Say how many lines in the records include the string "background", adding no other words.

Input data:

--*--

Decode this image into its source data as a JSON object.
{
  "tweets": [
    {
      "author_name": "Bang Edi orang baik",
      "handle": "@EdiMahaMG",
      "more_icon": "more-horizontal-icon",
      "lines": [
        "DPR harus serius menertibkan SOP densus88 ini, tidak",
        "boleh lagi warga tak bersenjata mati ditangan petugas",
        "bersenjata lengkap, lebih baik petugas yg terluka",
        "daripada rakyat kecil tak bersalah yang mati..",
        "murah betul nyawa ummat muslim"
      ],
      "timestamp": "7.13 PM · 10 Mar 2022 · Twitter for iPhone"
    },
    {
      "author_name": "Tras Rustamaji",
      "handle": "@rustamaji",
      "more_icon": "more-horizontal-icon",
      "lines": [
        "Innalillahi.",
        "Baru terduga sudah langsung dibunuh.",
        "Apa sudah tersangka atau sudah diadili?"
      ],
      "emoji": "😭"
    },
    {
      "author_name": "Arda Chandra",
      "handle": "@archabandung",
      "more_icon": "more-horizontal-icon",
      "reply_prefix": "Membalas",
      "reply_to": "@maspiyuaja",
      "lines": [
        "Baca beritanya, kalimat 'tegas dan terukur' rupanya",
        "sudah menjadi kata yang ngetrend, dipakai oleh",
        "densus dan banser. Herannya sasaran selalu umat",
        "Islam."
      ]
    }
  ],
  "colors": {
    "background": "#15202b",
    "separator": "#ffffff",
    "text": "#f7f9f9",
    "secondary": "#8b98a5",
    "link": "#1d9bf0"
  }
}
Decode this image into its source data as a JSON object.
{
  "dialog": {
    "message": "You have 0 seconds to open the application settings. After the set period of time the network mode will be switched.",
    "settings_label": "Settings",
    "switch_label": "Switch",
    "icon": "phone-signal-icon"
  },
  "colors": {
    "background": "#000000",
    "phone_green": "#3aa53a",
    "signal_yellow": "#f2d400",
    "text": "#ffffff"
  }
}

--*--

Solution to this exercise:
2